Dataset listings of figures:
· · · · ·
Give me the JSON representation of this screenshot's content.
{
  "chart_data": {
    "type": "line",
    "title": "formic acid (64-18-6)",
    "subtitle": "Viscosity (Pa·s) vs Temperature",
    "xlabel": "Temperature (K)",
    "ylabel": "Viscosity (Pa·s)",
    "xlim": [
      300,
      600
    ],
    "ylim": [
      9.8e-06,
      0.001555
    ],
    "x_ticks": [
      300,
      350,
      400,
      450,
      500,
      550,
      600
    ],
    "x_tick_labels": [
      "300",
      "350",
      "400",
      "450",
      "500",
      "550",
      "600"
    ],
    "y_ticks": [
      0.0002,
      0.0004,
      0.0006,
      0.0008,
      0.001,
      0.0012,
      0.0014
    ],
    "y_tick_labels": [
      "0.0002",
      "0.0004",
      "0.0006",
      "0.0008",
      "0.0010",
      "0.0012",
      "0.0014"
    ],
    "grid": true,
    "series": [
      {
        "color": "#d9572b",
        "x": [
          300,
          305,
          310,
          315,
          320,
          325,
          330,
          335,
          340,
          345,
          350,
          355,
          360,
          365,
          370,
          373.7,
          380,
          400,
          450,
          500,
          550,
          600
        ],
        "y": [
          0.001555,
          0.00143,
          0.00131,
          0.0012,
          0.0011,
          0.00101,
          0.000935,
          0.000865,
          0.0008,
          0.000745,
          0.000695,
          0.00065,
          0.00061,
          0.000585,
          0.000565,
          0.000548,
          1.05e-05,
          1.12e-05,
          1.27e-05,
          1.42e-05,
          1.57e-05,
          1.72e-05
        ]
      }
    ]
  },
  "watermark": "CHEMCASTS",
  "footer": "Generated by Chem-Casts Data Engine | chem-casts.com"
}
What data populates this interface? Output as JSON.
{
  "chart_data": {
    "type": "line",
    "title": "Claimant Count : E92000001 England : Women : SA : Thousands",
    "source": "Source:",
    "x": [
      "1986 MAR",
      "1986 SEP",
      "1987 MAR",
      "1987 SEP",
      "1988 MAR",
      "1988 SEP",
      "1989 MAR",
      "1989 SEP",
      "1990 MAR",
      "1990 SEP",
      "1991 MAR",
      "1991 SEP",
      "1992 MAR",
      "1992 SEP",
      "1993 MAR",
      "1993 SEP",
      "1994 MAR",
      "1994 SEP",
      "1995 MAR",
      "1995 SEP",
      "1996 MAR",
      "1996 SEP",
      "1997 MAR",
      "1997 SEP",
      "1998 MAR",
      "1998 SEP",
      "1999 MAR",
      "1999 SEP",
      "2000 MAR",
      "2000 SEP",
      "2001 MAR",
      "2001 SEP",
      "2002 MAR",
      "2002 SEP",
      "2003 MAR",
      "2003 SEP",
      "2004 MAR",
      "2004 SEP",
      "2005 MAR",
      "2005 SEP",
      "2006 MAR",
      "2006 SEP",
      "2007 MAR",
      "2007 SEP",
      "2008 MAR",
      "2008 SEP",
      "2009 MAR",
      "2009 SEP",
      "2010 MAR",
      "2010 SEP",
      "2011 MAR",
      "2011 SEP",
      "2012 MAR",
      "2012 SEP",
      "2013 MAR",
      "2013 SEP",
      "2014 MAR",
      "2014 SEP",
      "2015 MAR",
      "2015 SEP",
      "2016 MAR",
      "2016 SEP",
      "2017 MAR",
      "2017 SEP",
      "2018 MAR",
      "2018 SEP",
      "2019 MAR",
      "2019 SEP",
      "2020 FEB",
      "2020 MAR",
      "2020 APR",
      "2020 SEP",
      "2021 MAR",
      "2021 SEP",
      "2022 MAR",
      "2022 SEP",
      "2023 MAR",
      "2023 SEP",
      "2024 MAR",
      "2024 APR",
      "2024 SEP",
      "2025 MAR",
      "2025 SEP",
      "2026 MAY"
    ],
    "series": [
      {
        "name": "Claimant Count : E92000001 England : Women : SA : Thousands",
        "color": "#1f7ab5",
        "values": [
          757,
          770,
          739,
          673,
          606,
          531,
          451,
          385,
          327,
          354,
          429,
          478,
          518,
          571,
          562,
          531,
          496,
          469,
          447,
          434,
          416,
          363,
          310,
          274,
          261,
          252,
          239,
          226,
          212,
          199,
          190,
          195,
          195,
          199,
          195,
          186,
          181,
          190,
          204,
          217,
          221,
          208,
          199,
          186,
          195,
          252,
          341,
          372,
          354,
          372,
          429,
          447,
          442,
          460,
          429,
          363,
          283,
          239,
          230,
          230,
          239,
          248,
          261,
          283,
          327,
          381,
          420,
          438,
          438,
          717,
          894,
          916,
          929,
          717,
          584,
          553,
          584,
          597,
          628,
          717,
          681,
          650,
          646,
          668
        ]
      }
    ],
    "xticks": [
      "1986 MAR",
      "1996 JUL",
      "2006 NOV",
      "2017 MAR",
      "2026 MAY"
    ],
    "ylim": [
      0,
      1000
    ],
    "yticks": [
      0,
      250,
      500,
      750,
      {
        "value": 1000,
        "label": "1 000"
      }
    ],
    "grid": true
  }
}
· · · · ·
Repeat every record, exactly as written.

» ANSWER FOR THE TASK:
Give me the JSON representation of this screenshot's content.
{
  "chart_data": {
    "type": "line",
    "title": "formic acid (64-18-6)",
    "subtitle": "Viscosity (Pa·s) vs Temperature",
    "xlabel": "Temperature (K)",
    "ylabel": "Viscosity (Pa·s)",
    "xlim": [
      300,
      600
    ],
    "ylim": [
      9.8e-06,
      0.001555
    ],
    "x_ticks": [
      300,
      350,
      400,
      450,
      500,
      550,
      600
    ],
    "x_tick_labels": [
      "300",
      "350",
      "400",
      "450",
      "500",
      "550",
      "600"
    ],
    "y_ticks": [
      0.0002,
      0.0004,
      0.0006,
      0.0008,
      0.001,
      0.0012,
      0.0014
    ],
    "y_tick_labels": [
      "0.0002",
      "0.0004",
      "0.0006",
      "0.0008",
      "0.0010",
      "0.0012",
      "0.0014"
    ],
    "grid": true,
    "series": [
      {
        "color": "#d9572b",
        "x": [
          300,
          305,
          310,
          315,
          320,
          325,
          330,
          335,
          340,
          345,
          350,
          355,
          360,
          365,
          370,
          373.7,
          380,
          400,
          450,
          500,
          550,
          600
        ],
        "y": [
          0.001555,
          0.00143,
          0.00131,
          0.0012,
          0.0011,
          0.00101,
          0.000935,
          0.000865,
          0.0008,
          0.000745,
          0.000695,
          0.00065,
          0.00061,
          0.000585,
          0.000565,
          0.000548,
          1.05e-05,
          1.12e-05,
          1.27e-05,
          1.42e-05,
          1.57e-05,
          1.72e-05
        ]
      }
    ]
  },
  "watermark": "CHEMCASTS",
  "footer": "Generated by Chem-Casts Data Engine | chem-casts.com"
}
What data populates this interface? Output as JSON.
{
  "chart_data": {
    "type": "line",
    "title": "Claimant Count : E92000001 England : Women : SA : Thousands",
    "source": "Source:",
    "x": [
      "1986 MAR",
      "1986 SEP",
      "1987 MAR",
      "1987 SEP",
      "1988 MAR",
      "1988 SEP",
      "1989 MAR",
      "1989 SEP",
      "1990 MAR",
      "1990 SEP",
      "1991 MAR",
      "1991 SEP",
      "1992 MAR",
      "1992 SEP",
      "1993 MAR",
      "1993 SEP",
      "1994 MAR",
      "1994 SEP",
      "1995 MAR",
      "1995 SEP",
      "1996 MAR",
      "1996 SEP",
      "1997 MAR",
      "1997 SEP",
      "1998 MAR",
      "1998 SEP",
      "1999 MAR",
      "1999 SEP",
      "2000 MAR",
      "2000 SEP",
      "2001 MAR",
      "2001 SEP",
      "2002 MAR",
      "2002 SEP",
      "2003 MAR",
      "2003 SEP",
      "2004 MAR",
      "2004 SEP",
      "2005 MAR",
      "2005 SEP",
      "2006 MAR",
      "2006 SEP",
      "2007 MAR",
      "2007 SEP",
      "2008 MAR",
      "2008 SEP",
      "2009 MAR",
      "2009 SEP",
      "2010 MAR",
      "2010 SEP",
      "2011 MAR",
      "2011 SEP",
      "2012 MAR",
      "2012 SEP",
      "2013 MAR",
      "2013 SEP",
      "2014 MAR",
      "2014 SEP",
      "2015 MAR",
      "2015 SEP",
      "2016 MAR",
      "2016 SEP",
      "2017 MAR",
      "2017 SEP",
      "2018 MAR",
      "2018 SEP",
      "2019 MAR",
      "2019 SEP",
      "2020 FEB",
      "2020 MAR",
      "2020 APR",
      "2020 SEP",
      "2021 MAR",
      "2021 SEP",
      "2022 MAR",
      "2022 SEP",
      "2023 MAR",
      "2023 SEP",
      "2024 MAR",
      "2024 APR",
      "2024 SEP",
      "2025 MAR",
      "2025 SEP",
      "2026 MAY"
    ],
    "series": [
      {
        "name": "Claimant Count : E92000001 England : Women : SA : Thousands",
        "color": "#1f7ab5",
        "values": [
          757,
          770,
          739,
          673,
          606,
          531,
          451,
          385,
          327,
          354,
          429,
          478,
          518,
          571,
          562,
          531,
          496,
          469,
          447,
          434,
          416,
          363,
          310,
          274,
          261,
          252,
          239,
          226,
          212,
          199,
          190,
          195,
          195,
          199,
          195,
          186,
          181,
          190,
          204,
          217,
          221,
          208,
          199,
          186,
          195,
          252,
          341,
          372,
          354,
          372,
          429,
          447,
          442,
          460,
          429,
          363,
          283,
          239,
          230,
          230,
          239,
          248,
          261,
          283,
          327,
          381,
          420,
          438,
          438,
          717,
          894,
          916,
          929,
          717,
          584,
          553,
          584,
          597,
          628,
          717,
          681,
          650,
          646,
          668
        ]
      }
    ],
    "xticks": [
      "1986 MAR",
      "1996 JUL",
      "2006 NOV",
      "2017 MAR",
      "2026 MAY"
    ],
    "ylim": [
      0,
      1000
    ],
    "yticks": [
      0,
      250,
      500,
      750,
      {
        "value": 1000,
        "label": "1 000"
      }
    ],
    "grid": true
  }
}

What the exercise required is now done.